> [The exercise]: Copy out each of the lines below character for character, without changing anything.

> [Given information]:
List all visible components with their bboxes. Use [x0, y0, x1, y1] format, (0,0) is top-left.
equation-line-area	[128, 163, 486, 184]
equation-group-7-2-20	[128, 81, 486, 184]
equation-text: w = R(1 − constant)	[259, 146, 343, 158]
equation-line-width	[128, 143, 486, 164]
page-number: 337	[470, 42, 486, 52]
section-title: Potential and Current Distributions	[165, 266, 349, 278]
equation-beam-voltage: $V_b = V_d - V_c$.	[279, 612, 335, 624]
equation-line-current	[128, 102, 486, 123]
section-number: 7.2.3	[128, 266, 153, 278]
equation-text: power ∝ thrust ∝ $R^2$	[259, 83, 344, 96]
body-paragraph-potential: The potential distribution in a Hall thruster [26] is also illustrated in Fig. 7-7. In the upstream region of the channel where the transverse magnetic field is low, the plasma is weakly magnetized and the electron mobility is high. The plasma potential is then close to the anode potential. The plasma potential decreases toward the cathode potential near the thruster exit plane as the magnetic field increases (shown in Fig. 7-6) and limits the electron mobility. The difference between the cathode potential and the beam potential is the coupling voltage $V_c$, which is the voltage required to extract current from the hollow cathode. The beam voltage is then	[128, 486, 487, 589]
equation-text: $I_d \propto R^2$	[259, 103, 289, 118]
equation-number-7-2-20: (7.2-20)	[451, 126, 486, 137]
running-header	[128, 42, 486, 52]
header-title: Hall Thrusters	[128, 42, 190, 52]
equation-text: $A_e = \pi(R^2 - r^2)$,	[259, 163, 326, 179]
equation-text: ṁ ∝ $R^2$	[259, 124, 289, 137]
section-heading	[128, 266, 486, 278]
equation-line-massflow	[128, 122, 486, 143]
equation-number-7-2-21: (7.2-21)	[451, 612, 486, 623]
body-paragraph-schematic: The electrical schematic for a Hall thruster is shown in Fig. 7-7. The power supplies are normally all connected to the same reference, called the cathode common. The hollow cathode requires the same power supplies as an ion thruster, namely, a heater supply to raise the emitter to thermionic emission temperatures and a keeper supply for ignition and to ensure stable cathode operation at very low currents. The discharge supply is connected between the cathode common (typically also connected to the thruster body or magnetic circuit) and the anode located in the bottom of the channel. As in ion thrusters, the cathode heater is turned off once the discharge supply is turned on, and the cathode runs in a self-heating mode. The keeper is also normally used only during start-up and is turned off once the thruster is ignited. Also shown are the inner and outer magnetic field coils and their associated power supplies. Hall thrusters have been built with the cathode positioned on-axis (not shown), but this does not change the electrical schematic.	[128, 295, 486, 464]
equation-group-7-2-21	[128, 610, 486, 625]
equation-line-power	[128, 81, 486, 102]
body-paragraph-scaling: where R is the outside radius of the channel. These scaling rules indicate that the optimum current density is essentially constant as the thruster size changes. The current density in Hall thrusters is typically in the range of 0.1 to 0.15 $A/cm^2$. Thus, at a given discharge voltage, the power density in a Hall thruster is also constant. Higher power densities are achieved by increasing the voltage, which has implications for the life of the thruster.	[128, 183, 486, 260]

> [Output below]:
List all visible components with their bboxes. Use [x0, y0, x1, y1] format, (0,0) is top-left.
equation-line-area	[128, 163, 486, 184]
equation-group-7-2-20	[128, 81, 486, 184]
equation-text: w = R(1 − constant)	[259, 146, 343, 158]
equation-line-width	[128, 143, 486, 164]
page-number: 337	[470, 42, 486, 52]
section-title: Potential and Current Distributions	[165, 266, 349, 278]
equation-beam-voltage: $V_b = V_d - V_c$.	[279, 612, 335, 624]
equation-line-current	[128, 102, 486, 123]
section-number: 7.2.3	[128, 266, 153, 278]
equation-text: power ∝ thrust ∝ $R^2$	[259, 83, 344, 96]
body-paragraph-potential: The potential distribution in a Hall thruster [26] is also illustrated in Fig. 7-7. In the upstream region of the channel where the transverse magnetic field is low, the plasma is weakly magnetized and the electron mobility is high. The plasma potential is then close to the anode potential. The plasma potential decreases toward the cathode potential near the thruster exit plane as the magnetic field increases (shown in Fig. 7-6) and limits the electron mobility. The difference between the cathode potential and the beam potential is the coupling voltage $V_c$, which is the voltage required to extract current from the hollow cathode. The beam voltage is then	[128, 486, 487, 589]
equation-text: $I_d \propto R^2$	[259, 103, 289, 118]
equation-number-7-2-20: (7.2-20)	[451, 126, 486, 137]
running-header	[128, 42, 486, 52]
header-title: Hall Thrusters	[128, 42, 190, 52]
equation-text: $A_e = \pi(R^2 - r^2)$,	[259, 163, 326, 179]
equation-text: ṁ ∝ $R^2$	[259, 124, 289, 137]
section-heading	[128, 266, 486, 278]
equation-line-massflow	[128, 122, 486, 143]
equation-number-7-2-21: (7.2-21)	[451, 612, 486, 623]
body-paragraph-schematic: The electrical schematic for a Hall thruster is shown in Fig. 7-7. The power supplies are normally all connected to the same reference, called the cathode common. The hollow cathode requires the same power supplies as an ion thruster, namely, a heater supply to raise the emitter to thermionic emission temperatures and a keeper supply for ignition and to ensure stable cathode operation at very low currents. The discharge supply is connected between the cathode common (typically also connected to the thruster body or magnetic circuit) and the anode located in the bottom of the channel. As in ion thrusters, the cathode heater is turned off once the discharge supply is turned on, and the cathode runs in a self-heating mode. The keeper is also normally used only during start-up and is turned off once the thruster is ignited. Also shown are the inner and outer magnetic field coils and their associated power supplies. Hall thrusters have been built with the cathode positioned on-axis (not shown), but this does not change the electrical schematic.	[128, 295, 486, 464]
equation-group-7-2-21	[128, 610, 486, 625]
equation-line-power	[128, 81, 486, 102]
body-paragraph-scaling: where R is the outside radius of the channel. These scaling rules indicate that the optimum current density is essentially constant as the thruster size changes. The current density in Hall thrusters is typically in the range of 0.1 to 0.15 $A/cm^2$. Thus, at a given discharge voltage, the power density in a Hall thruster is also constant. Higher power densities are achieved by increasing the voltage, which has implications for the life of the thruster.	[128, 183, 486, 260]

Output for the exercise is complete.